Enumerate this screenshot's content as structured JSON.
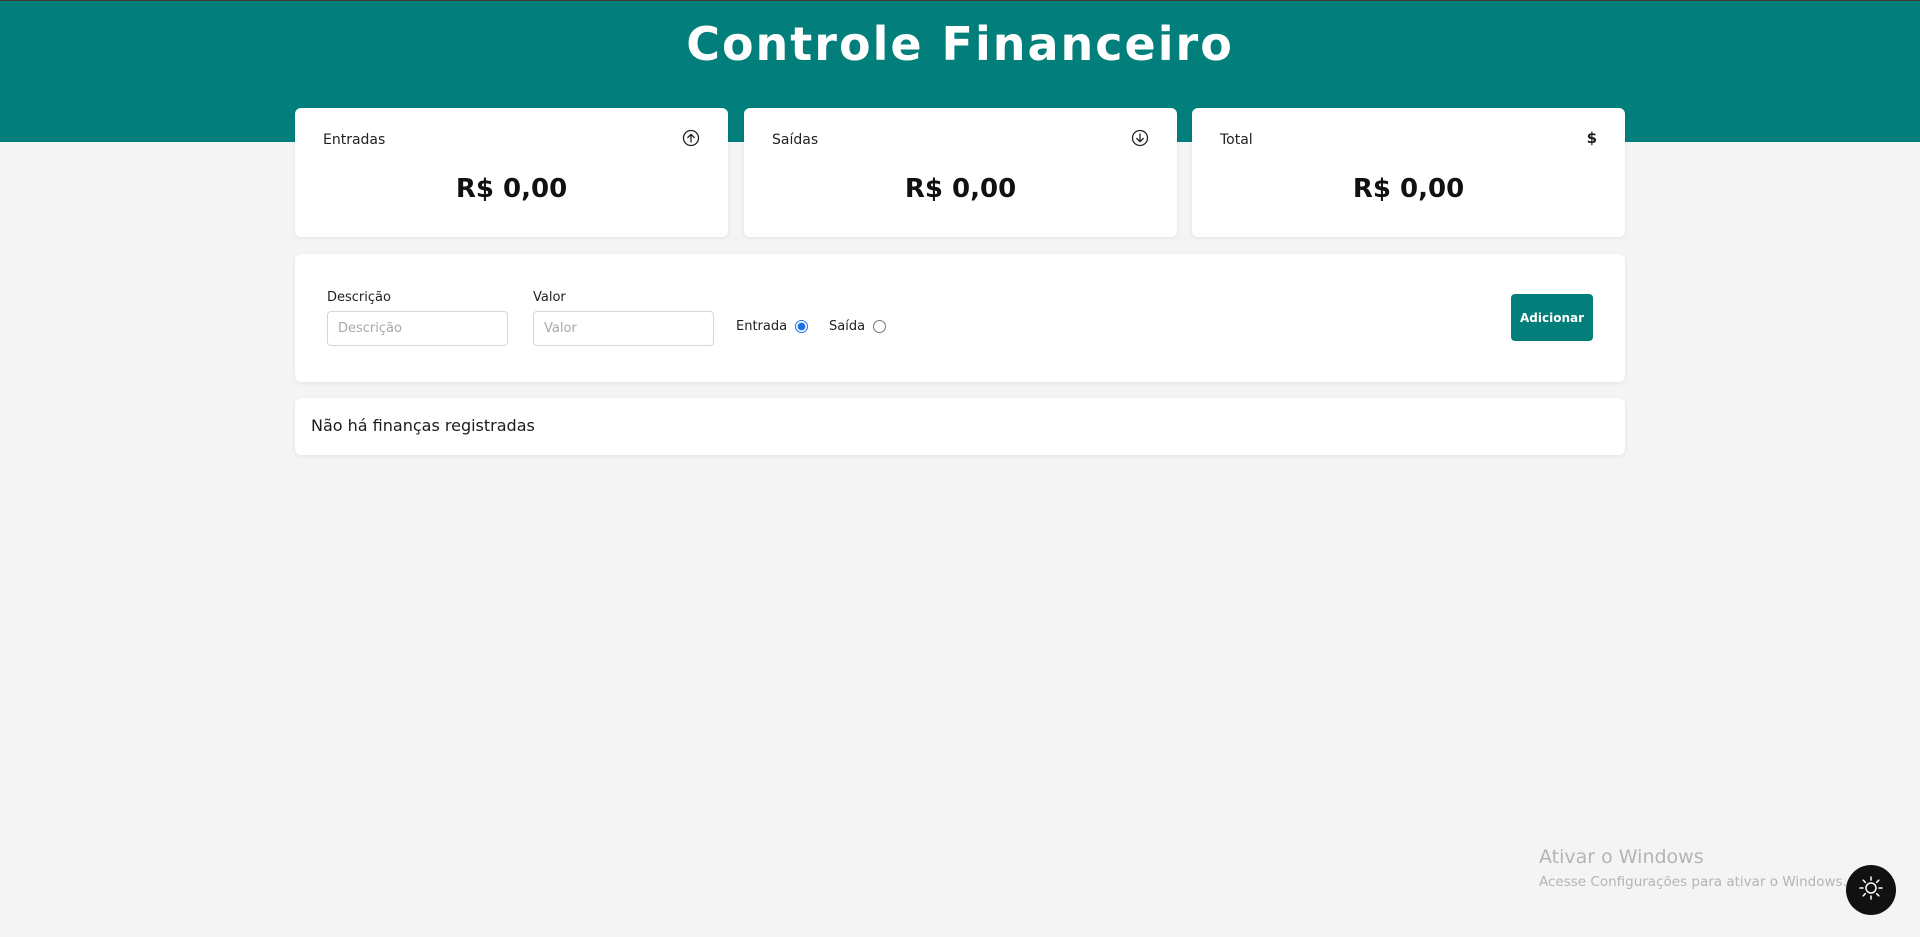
{
  "header": {
    "title": "Controle Financeiro"
  },
  "summary": [
    {
      "label": "Entradas",
      "icon": "arrow-up-circle-icon",
      "value": "R$ 0,00"
    },
    {
      "label": "Saídas",
      "icon": "arrow-down-circle-icon",
      "value": "R$ 0,00"
    },
    {
      "label": "Total",
      "icon": "dollar-icon",
      "icon_glyph": "$",
      "value": "R$ 0,00"
    }
  ],
  "form": {
    "description_label": "Descrição",
    "description_placeholder": "Descrição",
    "value_label": "Valor",
    "value_placeholder": "Valor",
    "type_options": [
      {
        "label": "Entrada",
        "checked": true
      },
      {
        "label": "Saída",
        "checked": false
      }
    ],
    "add_button": "Adicionar"
  },
  "list": {
    "empty_message": "Não há finanças registradas"
  },
  "watermark": {
    "title": "Ativar o Windows",
    "subtitle": "Acesse Configurações para ativar o Windows."
  },
  "theme_toggle": {
    "icon": "sun-icon"
  },
  "colors": {
    "accent": "#027f7b",
    "background": "#f4f4f4",
    "card": "#ffffff",
    "toggle": "#111111"
  }
}
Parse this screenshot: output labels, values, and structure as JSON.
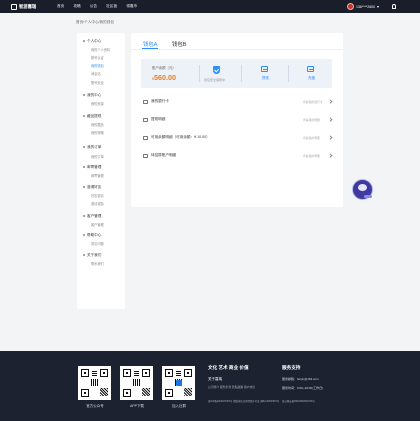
{
  "header": {
    "logo_text": "智游嘉瑞",
    "nav": [
      "首页",
      "攻略",
      "公告",
      "社区板",
      "领嘉币"
    ],
    "user_name": "136****2600"
  },
  "breadcrumb": "首页/个人中心/我的钱包",
  "sidebar": {
    "groups": [
      {
        "label": "个人中心",
        "items": [
          "我的个人资料",
          "账号认证",
          "我的钱包",
          "消息站",
          "账号安全"
        ]
      },
      {
        "label": "我的中心",
        "items": [
          "我的资源"
        ]
      },
      {
        "label": "藏品提现",
        "items": [
          "我的藏品",
          "我的转赠"
        ]
      },
      {
        "label": "我的订单",
        "items": [
          "我的订单"
        ]
      },
      {
        "label": "邮寄管理",
        "items": [
          "邮寄管理"
        ]
      },
      {
        "label": "邀请好友",
        "items": [
          "好友邀请",
          "邀请奖励"
        ]
      },
      {
        "label": "客户管理",
        "items": [
          "客户管理"
        ]
      },
      {
        "label": "帮助中心",
        "items": [
          "常见问题"
        ]
      },
      {
        "label": "关于我们",
        "items": [
          "联系我们"
        ]
      }
    ]
  },
  "wallet": {
    "tabs": [
      "钱包A",
      "钱包B"
    ],
    "balance_label": "账户余额（元）",
    "currency": "¥",
    "balance": "560.00",
    "security_text": "钱包安全保障中",
    "withdraw_label": "提现",
    "recharge_label": "充值",
    "rows": [
      {
        "label": "我的银行卡",
        "desc": "查看我的银行卡"
      },
      {
        "label": "提现明细",
        "desc": "查看我的明细"
      },
      {
        "label": "可用余额明细（可用余额：¥ 10.00）",
        "desc": "查看我的明细"
      },
      {
        "label": "待结算账户明细",
        "desc": "查看我的明细"
      }
    ]
  },
  "footer": {
    "qr_captions": [
      "官方公众号",
      "APP下载",
      "加入社群"
    ],
    "slogan": "文化 艺术 商业 价值",
    "support_title": "服务支持",
    "about_title": "关于嘉瑞",
    "links": "公司简介  服务条款  隐私政策  用户协议",
    "copyright": "浙ICP备2022047407号   增值电信业务经营许可证 浙B2-20230397号",
    "email": "服务邮箱：fenjin@163.com",
    "service_time": "服务时间：9:00~18:00(工作日)",
    "record": "浙公网安备33010602011979号"
  }
}
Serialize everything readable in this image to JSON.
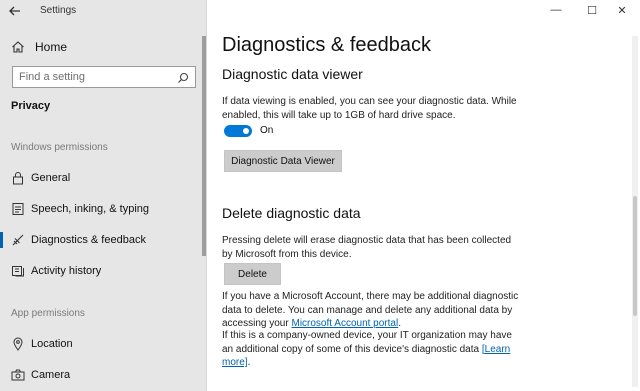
{
  "window": {
    "title": "Settings",
    "controls": {
      "minimize": "—",
      "maximize": "☐",
      "close": "✕"
    }
  },
  "sidebar": {
    "home_label": "Home",
    "search_placeholder": "Find a setting",
    "section_title": "Privacy",
    "group_windows": "Windows permissions",
    "items": [
      {
        "label": "General",
        "icon": "lock-icon"
      },
      {
        "label": "Speech, inking, & typing",
        "icon": "speech-icon"
      },
      {
        "label": "Diagnostics & feedback",
        "icon": "diagnostics-icon",
        "active": true
      },
      {
        "label": "Activity history",
        "icon": "activity-icon"
      }
    ],
    "group_app": "App permissions",
    "app_items": [
      {
        "label": "Location",
        "icon": "location-icon"
      },
      {
        "label": "Camera",
        "icon": "camera-icon"
      }
    ]
  },
  "main": {
    "title": "Diagnostics & feedback",
    "viewer": {
      "heading": "Diagnostic data viewer",
      "desc": "If data viewing is enabled, you can see your diagnostic data. While enabled, this will take up to 1GB of hard drive space.",
      "toggle_state": "On",
      "toggle_on": true,
      "button": "Diagnostic Data Viewer"
    },
    "delete": {
      "heading": "Delete diagnostic data",
      "desc": "Pressing delete will erase diagnostic data that has been collected by Microsoft from this device.",
      "button": "Delete",
      "account_text": "If you have a Microsoft Account, there may be additional diagnostic data to delete. You can manage and delete any additional data by accessing your",
      "account_link": "Microsoft Account portal",
      "account_end": ".",
      "company_text": "If this is a company-owned device, your IT organization may have an additional copy of some of this device's diagnostic data",
      "learn_link": "[Learn more]",
      "company_end": "."
    }
  },
  "colors": {
    "accent": "#0078d7",
    "link": "#0063b1",
    "sidebar_bg": "#e6e6e6"
  }
}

:::::

Copy all the data exactly as written, but skip any picture.

Enumerate this screenshot's content as structured JSON.
{
  "header": {
    "title": "Controle Financeiro"
  },
  "summary": [
    {
      "label": "Entradas",
      "icon": "arrow-up-circle-icon",
      "value": "R$ 0,00"
    },
    {
      "label": "Saídas",
      "icon": "arrow-down-circle-icon",
      "value": "R$ 0,00"
    },
    {
      "label": "Total",
      "icon": "dollar-icon",
      "icon_glyph": "$",
      "value": "R$ 0,00"
    }
  ],
  "form": {
    "description_label": "Descrição",
    "description_placeholder": "Descrição",
    "value_label": "Valor",
    "value_placeholder": "Valor",
    "type_options": [
      {
        "label": "Entrada",
        "checked": true
      },
      {
        "label": "Saída",
        "checked": false
      }
    ],
    "add_button": "Adicionar"
  },
  "list": {
    "empty_message": "Não há finanças registradas"
  },
  "watermark": {
    "title": "Ativar o Windows",
    "subtitle": "Acesse Configurações para ativar o Windows."
  },
  "theme_toggle": {
    "icon": "sun-icon"
  },
  "colors": {
    "accent": "#027f7b",
    "background": "#f4f4f4",
    "card": "#ffffff",
    "toggle": "#111111"
  }
}
Parse this screenshot: output labels, values, and structure as JSON.
{
  "header": {
    "logo_text": "智游嘉瑞",
    "nav": [
      "首页",
      "攻略",
      "公告",
      "社区板",
      "领嘉币"
    ],
    "user_name": "136****2600"
  },
  "breadcrumb": "首页/个人中心/我的钱包",
  "sidebar": {
    "groups": [
      {
        "label": "个人中心",
        "items": [
          "我的个人资料",
          "账号认证",
          "我的钱包",
          "消息站",
          "账号安全"
        ]
      },
      {
        "label": "我的中心",
        "items": [
          "我的资源"
        ]
      },
      {
        "label": "藏品提现",
        "items": [
          "我的藏品",
          "我的转赠"
        ]
      },
      {
        "label": "我的订单",
        "items": [
          "我的订单"
        ]
      },
      {
        "label": "邮寄管理",
        "items": [
          "邮寄管理"
        ]
      },
      {
        "label": "邀请好友",
        "items": [
          "好友邀请",
          "邀请奖励"
        ]
      },
      {
        "label": "客户管理",
        "items": [
          "客户管理"
        ]
      },
      {
        "label": "帮助中心",
        "items": [
          "常见问题"
        ]
      },
      {
        "label": "关于我们",
        "items": [
          "联系我们"
        ]
      }
    ]
  },
  "wallet": {
    "tabs": [
      "钱包A",
      "钱包B"
    ],
    "balance_label": "账户余额（元）",
    "currency": "¥",
    "balance": "560.00",
    "security_text": "钱包安全保障中",
    "withdraw_label": "提现",
    "recharge_label": "充值",
    "rows": [
      {
        "label": "我的银行卡",
        "desc": "查看我的银行卡"
      },
      {
        "label": "提现明细",
        "desc": "查看我的明细"
      },
      {
        "label": "可用余额明细（可用余额：¥ 10.00）",
        "desc": "查看我的明细"
      },
      {
        "label": "待结算账户明细",
        "desc": "查看我的明细"
      }
    ]
  },
  "footer": {
    "qr_captions": [
      "官方公众号",
      "APP下载",
      "加入社群"
    ],
    "slogan": "文化 艺术 商业 价值",
    "support_title": "服务支持",
    "about_title": "关于嘉瑞",
    "links": "公司简介  服务条款  隐私政策  用户协议",
    "copyright": "浙ICP备2022047407号   增值电信业务经营许可证 浙B2-20230397号",
    "email": "服务邮箱：fenjin@163.com",
    "service_time": "服务时间：9:00~18:00(工作日)",
    "record": "浙公网安备33010602011979号"
  }
}
Serialize everything readable in this image to JSON.
{
  "window": {
    "title": "Settings",
    "controls": {
      "minimize": "—",
      "maximize": "☐",
      "close": "✕"
    }
  },
  "sidebar": {
    "home_label": "Home",
    "search_placeholder": "Find a setting",
    "section_title": "Privacy",
    "group_windows": "Windows permissions",
    "items": [
      {
        "label": "General",
        "icon": "lock-icon"
      },
      {
        "label": "Speech, inking, & typing",
        "icon": "speech-icon"
      },
      {
        "label": "Diagnostics & feedback",
        "icon": "diagnostics-icon",
        "active": true
      },
      {
        "label": "Activity history",
        "icon": "activity-icon"
      }
    ],
    "group_app": "App permissions",
    "app_items": [
      {
        "label": "Location",
        "icon": "location-icon"
      },
      {
        "label": "Camera",
        "icon": "camera-icon"
      }
    ]
  },
  "main": {
    "title": "Diagnostics & feedback",
    "viewer": {
      "heading": "Diagnostic data viewer",
      "desc": "If data viewing is enabled, you can see your diagnostic data. While enabled, this will take up to 1GB of hard drive space.",
      "toggle_state": "On",
      "toggle_on": true,
      "button": "Diagnostic Data Viewer"
    },
    "delete": {
      "heading": "Delete diagnostic data",
      "desc": "Pressing delete will erase diagnostic data that has been collected by Microsoft from this device.",
      "button": "Delete",
      "account_text": "If you have a Microsoft Account, there may be additional diagnostic data to delete. You can manage and delete any additional data by accessing your",
      "account_link": "Microsoft Account portal",
      "account_end": ".",
      "company_text": "If this is a company-owned device, your IT organization may have an additional copy of some of this device's diagnostic data",
      "learn_link": "[Learn more]",
      "company_end": "."
    }
  },
  "colors": {
    "accent": "#0078d7",
    "link": "#0063b1",
    "sidebar_bg": "#e6e6e6"
  }
}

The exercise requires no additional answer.